### Collection entries
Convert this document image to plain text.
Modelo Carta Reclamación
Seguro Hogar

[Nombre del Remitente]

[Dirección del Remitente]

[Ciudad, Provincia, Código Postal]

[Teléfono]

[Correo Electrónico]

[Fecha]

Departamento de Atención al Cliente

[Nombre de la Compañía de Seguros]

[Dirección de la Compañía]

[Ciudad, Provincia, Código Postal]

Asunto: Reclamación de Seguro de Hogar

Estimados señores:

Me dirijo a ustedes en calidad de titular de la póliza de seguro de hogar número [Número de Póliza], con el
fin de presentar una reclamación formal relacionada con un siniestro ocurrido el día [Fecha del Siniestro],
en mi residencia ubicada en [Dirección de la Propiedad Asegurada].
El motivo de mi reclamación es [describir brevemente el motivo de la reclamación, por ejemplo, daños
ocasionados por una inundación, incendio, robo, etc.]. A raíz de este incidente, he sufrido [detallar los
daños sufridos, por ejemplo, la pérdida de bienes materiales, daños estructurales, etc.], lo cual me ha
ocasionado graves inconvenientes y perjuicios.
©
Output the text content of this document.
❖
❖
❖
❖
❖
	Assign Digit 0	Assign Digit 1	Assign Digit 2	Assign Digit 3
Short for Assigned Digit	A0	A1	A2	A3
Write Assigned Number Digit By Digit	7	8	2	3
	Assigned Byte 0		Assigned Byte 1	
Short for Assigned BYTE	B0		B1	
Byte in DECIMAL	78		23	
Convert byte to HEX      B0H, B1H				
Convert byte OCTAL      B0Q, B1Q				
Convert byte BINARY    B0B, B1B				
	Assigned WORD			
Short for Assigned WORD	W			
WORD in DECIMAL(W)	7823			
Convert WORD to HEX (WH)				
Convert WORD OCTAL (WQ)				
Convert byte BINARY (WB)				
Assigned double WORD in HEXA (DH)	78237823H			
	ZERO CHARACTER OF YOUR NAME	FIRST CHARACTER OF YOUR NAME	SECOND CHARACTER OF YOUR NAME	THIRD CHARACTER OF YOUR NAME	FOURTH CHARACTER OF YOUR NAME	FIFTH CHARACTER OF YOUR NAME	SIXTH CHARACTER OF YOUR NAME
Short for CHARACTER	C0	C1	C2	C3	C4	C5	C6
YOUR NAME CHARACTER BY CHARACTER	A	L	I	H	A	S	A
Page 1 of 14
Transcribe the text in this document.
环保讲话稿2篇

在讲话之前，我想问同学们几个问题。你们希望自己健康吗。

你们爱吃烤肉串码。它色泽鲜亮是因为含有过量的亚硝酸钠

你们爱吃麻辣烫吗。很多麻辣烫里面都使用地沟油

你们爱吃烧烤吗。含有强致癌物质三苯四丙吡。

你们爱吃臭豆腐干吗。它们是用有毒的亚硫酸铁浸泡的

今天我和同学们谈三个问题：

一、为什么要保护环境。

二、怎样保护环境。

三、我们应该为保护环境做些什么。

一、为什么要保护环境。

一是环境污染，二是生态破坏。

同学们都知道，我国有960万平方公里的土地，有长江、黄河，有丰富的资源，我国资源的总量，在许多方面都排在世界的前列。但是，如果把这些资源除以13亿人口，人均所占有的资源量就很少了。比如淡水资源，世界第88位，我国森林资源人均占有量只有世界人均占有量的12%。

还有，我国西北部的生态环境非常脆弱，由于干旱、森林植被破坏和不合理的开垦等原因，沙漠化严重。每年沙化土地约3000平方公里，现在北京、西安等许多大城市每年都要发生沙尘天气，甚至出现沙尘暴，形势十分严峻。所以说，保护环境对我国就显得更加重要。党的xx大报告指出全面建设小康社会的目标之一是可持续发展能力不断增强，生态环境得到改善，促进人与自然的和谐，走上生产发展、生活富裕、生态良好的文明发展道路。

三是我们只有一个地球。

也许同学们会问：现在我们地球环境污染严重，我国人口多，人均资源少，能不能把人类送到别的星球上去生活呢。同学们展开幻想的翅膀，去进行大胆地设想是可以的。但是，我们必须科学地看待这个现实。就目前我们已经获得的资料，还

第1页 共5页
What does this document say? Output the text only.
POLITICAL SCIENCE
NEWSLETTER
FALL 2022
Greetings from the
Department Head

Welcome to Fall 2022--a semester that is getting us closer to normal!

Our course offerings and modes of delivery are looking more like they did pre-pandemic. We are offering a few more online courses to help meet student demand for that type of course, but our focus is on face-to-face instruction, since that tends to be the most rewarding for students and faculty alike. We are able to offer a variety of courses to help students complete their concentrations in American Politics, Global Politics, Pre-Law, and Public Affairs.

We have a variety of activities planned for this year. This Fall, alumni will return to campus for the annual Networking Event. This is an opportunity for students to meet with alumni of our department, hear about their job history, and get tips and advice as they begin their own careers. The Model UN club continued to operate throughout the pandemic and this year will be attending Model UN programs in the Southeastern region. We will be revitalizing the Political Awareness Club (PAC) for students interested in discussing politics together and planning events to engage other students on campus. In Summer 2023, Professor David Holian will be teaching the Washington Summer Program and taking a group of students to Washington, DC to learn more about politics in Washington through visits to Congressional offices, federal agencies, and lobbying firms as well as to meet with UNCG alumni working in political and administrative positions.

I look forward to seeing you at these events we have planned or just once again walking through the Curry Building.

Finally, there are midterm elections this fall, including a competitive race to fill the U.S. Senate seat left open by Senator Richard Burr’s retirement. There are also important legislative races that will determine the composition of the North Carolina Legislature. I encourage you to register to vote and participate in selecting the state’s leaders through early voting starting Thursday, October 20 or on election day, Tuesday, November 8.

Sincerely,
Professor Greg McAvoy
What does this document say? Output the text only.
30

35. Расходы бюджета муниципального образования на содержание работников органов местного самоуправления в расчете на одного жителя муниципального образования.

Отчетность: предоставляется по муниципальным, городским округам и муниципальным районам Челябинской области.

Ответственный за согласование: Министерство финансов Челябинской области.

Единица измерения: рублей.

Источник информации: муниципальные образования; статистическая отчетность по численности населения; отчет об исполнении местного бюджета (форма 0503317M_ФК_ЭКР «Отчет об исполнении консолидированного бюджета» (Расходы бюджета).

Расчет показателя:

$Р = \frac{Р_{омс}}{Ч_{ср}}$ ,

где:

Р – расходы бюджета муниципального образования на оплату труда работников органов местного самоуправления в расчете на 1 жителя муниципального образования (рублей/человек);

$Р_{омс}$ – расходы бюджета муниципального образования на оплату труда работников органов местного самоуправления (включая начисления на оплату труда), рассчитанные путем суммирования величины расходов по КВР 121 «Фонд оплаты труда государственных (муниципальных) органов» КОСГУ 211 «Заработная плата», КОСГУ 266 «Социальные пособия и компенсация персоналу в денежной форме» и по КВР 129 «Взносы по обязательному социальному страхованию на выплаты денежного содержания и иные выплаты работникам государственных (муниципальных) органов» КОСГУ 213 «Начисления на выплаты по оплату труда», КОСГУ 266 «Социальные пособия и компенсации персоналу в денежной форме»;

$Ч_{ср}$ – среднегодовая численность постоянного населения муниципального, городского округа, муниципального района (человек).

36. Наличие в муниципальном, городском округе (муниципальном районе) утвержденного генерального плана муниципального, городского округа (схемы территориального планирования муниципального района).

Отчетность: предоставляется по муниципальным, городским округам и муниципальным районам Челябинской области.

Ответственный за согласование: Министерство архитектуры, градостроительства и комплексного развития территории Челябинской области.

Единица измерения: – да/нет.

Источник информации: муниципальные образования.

### Goal of the exercise
Reproduce the entries above exactly.

### Task answer
Convert this document image to plain text.
Modelo Carta Reclamación
Seguro Hogar

[Nombre del Remitente]

[Dirección del Remitente]

[Ciudad, Provincia, Código Postal]

[Teléfono]

[Correo Electrónico]

[Fecha]

Departamento de Atención al Cliente

[Nombre de la Compañía de Seguros]

[Dirección de la Compañía]

[Ciudad, Provincia, Código Postal]

Asunto: Reclamación de Seguro de Hogar

Estimados señores:

Me dirijo a ustedes en calidad de titular de la póliza de seguro de hogar número [Número de Póliza], con el
fin de presentar una reclamación formal relacionada con un siniestro ocurrido el día [Fecha del Siniestro],
en mi residencia ubicada en [Dirección de la Propiedad Asegurada].
El motivo de mi reclamación es [describir brevemente el motivo de la reclamación, por ejemplo, daños
ocasionados por una inundación, incendio, robo, etc.]. A raíz de este incidente, he sufrido [detallar los
daños sufridos, por ejemplo, la pérdida de bienes materiales, daños estructurales, etc.], lo cual me ha
ocasionado graves inconvenientes y perjuicios.
©
Output the text content of this document.
❖
❖
❖
❖
❖
	Assign Digit 0	Assign Digit 1	Assign Digit 2	Assign Digit 3
Short for Assigned Digit	A0	A1	A2	A3
Write Assigned Number Digit By Digit	7	8	2	3
	Assigned Byte 0		Assigned Byte 1	
Short for Assigned BYTE	B0		B1	
Byte in DECIMAL	78		23	
Convert byte to HEX      B0H, B1H				
Convert byte OCTAL      B0Q, B1Q				
Convert byte BINARY    B0B, B1B				
	Assigned WORD			
Short for Assigned WORD	W			
WORD in DECIMAL(W)	7823			
Convert WORD to HEX (WH)				
Convert WORD OCTAL (WQ)				
Convert byte BINARY (WB)				
Assigned double WORD in HEXA (DH)	78237823H			
	ZERO CHARACTER OF YOUR NAME	FIRST CHARACTER OF YOUR NAME	SECOND CHARACTER OF YOUR NAME	THIRD CHARACTER OF YOUR NAME	FOURTH CHARACTER OF YOUR NAME	FIFTH CHARACTER OF YOUR NAME	SIXTH CHARACTER OF YOUR NAME
Short for CHARACTER	C0	C1	C2	C3	C4	C5	C6
YOUR NAME CHARACTER BY CHARACTER	A	L	I	H	A	S	A
Page 1 of 14
Transcribe the text in this document.
环保讲话稿2篇

在讲话之前，我想问同学们几个问题。你们希望自己健康吗。

你们爱吃烤肉串码。它色泽鲜亮是因为含有过量的亚硝酸钠

你们爱吃麻辣烫吗。很多麻辣烫里面都使用地沟油

你们爱吃烧烤吗。含有强致癌物质三苯四丙吡。

你们爱吃臭豆腐干吗。它们是用有毒的亚硫酸铁浸泡的

今天我和同学们谈三个问题：

一、为什么要保护环境。

二、怎样保护环境。

三、我们应该为保护环境做些什么。

一、为什么要保护环境。

一是环境污染，二是生态破坏。

同学们都知道，我国有960万平方公里的土地，有长江、黄河，有丰富的资源，我国资源的总量，在许多方面都排在世界的前列。但是，如果把这些资源除以13亿人口，人均所占有的资源量就很少了。比如淡水资源，世界第88位，我国森林资源人均占有量只有世界人均占有量的12%。

还有，我国西北部的生态环境非常脆弱，由于干旱、森林植被破坏和不合理的开垦等原因，沙漠化严重。每年沙化土地约3000平方公里，现在北京、西安等许多大城市每年都要发生沙尘天气，甚至出现沙尘暴，形势十分严峻。所以说，保护环境对我国就显得更加重要。党的xx大报告指出全面建设小康社会的目标之一是可持续发展能力不断增强，生态环境得到改善，促进人与自然的和谐，走上生产发展、生活富裕、生态良好的文明发展道路。

三是我们只有一个地球。

也许同学们会问：现在我们地球环境污染严重，我国人口多，人均资源少，能不能把人类送到别的星球上去生活呢。同学们展开幻想的翅膀，去进行大胆地设想是可以的。但是，我们必须科学地看待这个现实。就目前我们已经获得的资料，还

第1页 共5页
What does this document say? Output the text only.
POLITICAL SCIENCE
NEWSLETTER
FALL 2022
Greetings from the
Department Head

Welcome to Fall 2022--a semester that is getting us closer to normal!

Our course offerings and modes of delivery are looking more like they did pre-pandemic. We are offering a few more online courses to help meet student demand for that type of course, but our focus is on face-to-face instruction, since that tends to be the most rewarding for students and faculty alike. We are able to offer a variety of courses to help students complete their concentrations in American Politics, Global Politics, Pre-Law, and Public Affairs.

We have a variety of activities planned for this year. This Fall, alumni will return to campus for the annual Networking Event. This is an opportunity for students to meet with alumni of our department, hear about their job history, and get tips and advice as they begin their own careers. The Model UN club continued to operate throughout the pandemic and this year will be attending Model UN programs in the Southeastern region. We will be revitalizing the Political Awareness Club (PAC) for students interested in discussing politics together and planning events to engage other students on campus. In Summer 2023, Professor David Holian will be teaching the Washington Summer Program and taking a group of students to Washington, DC to learn more about politics in Washington through visits to Congressional offices, federal agencies, and lobbying firms as well as to meet with UNCG alumni working in political and administrative positions.

I look forward to seeing you at these events we have planned or just once again walking through the Curry Building.

Finally, there are midterm elections this fall, including a competitive race to fill the U.S. Senate seat left open by Senator Richard Burr’s retirement. There are also important legislative races that will determine the composition of the North Carolina Legislature. I encourage you to register to vote and participate in selecting the state’s leaders through early voting starting Thursday, October 20 or on election day, Tuesday, November 8.

Sincerely,
Professor Greg McAvoy
What does this document say? Output the text only.
30

35. Расходы бюджета муниципального образования на содержание работников органов местного самоуправления в расчете на одного жителя муниципального образования.

Отчетность: предоставляется по муниципальным, городским округам и муниципальным районам Челябинской области.

Ответственный за согласование: Министерство финансов Челябинской области.

Единица измерения: рублей.

Источник информации: муниципальные образования; статистическая отчетность по численности населения; отчет об исполнении местного бюджета (форма 0503317M_ФК_ЭКР «Отчет об исполнении консолидированного бюджета» (Расходы бюджета).

Расчет показателя:

$Р = \frac{Р_{омс}}{Ч_{ср}}$ ,

где:

Р – расходы бюджета муниципального образования на оплату труда работников органов местного самоуправления в расчете на 1 жителя муниципального образования (рублей/человек);

$Р_{омс}$ – расходы бюджета муниципального образования на оплату труда работников органов местного самоуправления (включая начисления на оплату труда), рассчитанные путем суммирования величины расходов по КВР 121 «Фонд оплаты труда государственных (муниципальных) органов» КОСГУ 211 «Заработная плата», КОСГУ 266 «Социальные пособия и компенсация персоналу в денежной форме» и по КВР 129 «Взносы по обязательному социальному страхованию на выплаты денежного содержания и иные выплаты работникам государственных (муниципальных) органов» КОСГУ 213 «Начисления на выплаты по оплату труда», КОСГУ 266 «Социальные пособия и компенсации персоналу в денежной форме»;

$Ч_{ср}$ – среднегодовая численность постоянного населения муниципального, городского округа, муниципального района (человек).

36. Наличие в муниципальном, городском округе (муниципальном районе) утвержденного генерального плана муниципального, городского округа (схемы территориального планирования муниципального района).

Отчетность: предоставляется по муниципальным, городским округам и муниципальным районам Челябинской области.

Ответственный за согласование: Министерство архитектуры, градостроительства и комплексного развития территории Челябинской области.

Единица измерения: – да/нет.

Источник информации: муниципальные образования.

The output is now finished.